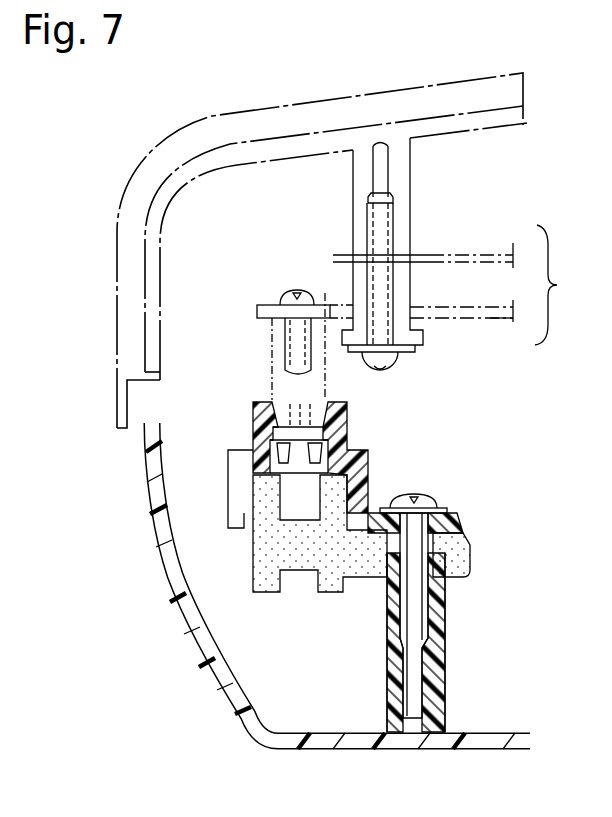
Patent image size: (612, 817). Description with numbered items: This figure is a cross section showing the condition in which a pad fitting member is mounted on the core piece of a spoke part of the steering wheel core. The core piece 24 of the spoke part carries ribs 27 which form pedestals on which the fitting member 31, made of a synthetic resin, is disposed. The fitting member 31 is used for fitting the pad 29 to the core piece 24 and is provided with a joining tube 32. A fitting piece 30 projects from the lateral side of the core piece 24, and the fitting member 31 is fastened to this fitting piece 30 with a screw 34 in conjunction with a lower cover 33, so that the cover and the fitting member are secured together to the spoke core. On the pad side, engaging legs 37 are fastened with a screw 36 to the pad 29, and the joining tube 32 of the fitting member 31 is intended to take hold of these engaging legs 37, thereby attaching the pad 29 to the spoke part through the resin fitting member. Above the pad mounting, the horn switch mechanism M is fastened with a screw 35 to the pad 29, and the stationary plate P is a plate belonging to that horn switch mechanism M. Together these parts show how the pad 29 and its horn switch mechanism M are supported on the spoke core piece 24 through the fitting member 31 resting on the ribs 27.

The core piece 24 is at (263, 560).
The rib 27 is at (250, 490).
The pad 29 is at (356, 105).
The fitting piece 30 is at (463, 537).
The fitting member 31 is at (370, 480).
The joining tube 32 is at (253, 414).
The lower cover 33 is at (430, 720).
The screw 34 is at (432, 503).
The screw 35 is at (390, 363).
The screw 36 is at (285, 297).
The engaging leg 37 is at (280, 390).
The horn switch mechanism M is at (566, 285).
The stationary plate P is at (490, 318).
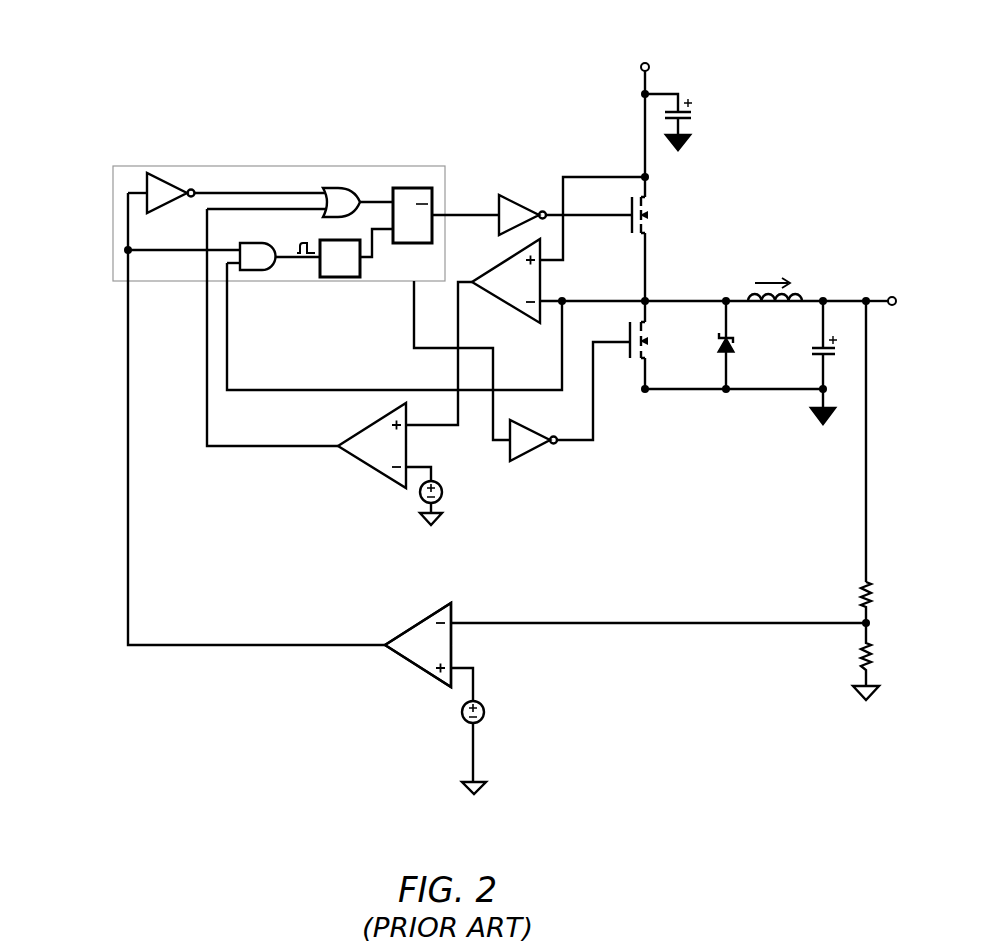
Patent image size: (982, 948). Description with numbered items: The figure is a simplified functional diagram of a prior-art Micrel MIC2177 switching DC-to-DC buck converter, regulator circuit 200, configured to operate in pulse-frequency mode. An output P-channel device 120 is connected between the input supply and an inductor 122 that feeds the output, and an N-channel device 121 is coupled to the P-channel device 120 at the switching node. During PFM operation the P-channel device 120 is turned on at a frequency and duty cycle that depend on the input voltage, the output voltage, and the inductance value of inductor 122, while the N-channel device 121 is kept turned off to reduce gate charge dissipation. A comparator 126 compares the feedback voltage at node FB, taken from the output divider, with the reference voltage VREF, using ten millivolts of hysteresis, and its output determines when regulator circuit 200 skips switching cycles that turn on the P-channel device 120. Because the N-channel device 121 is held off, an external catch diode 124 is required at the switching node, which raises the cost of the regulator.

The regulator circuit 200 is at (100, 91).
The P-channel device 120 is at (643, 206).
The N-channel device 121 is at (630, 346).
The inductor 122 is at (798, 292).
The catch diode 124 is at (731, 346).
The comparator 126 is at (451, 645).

--------

PROBLEM DETAILS: Copy each line of the data above that contains the string "catch".

EXERCISE SOLUTION:
Patent image size: (982, 948). Description with numbered items: The figure is a simplified functional diagram of a prior-art Micrel MIC2177 switching DC-to-DC buck converter, regulator circuit 200, configured to operate in pulse-frequency mode. An output P-channel device 120 is connected between the input supply and an inductor 122 that feeds the output, and an N-channel device 121 is coupled to the P-channel device 120 at the switching node. During PFM operation the P-channel device 120 is turned on at a frequency and duty cycle that depend on the input voltage, the output voltage, and the inductance value of inductor 122, while the N-channel device 121 is kept turned off to reduce gate charge dissipation. A comparator 126 compares the feedback voltage at node FB, taken from the output divider, with the reference voltage VREF, using ten millivolts of hysteresis, and its output determines when regulator circuit 200 skips switching cycles that turn on the P-channel device 120. Because the N-channel device 121 is held off, an external catch diode 124 is required at the switching node, which raises the cost of the regulator.
The catch diode 124 is at (731, 346).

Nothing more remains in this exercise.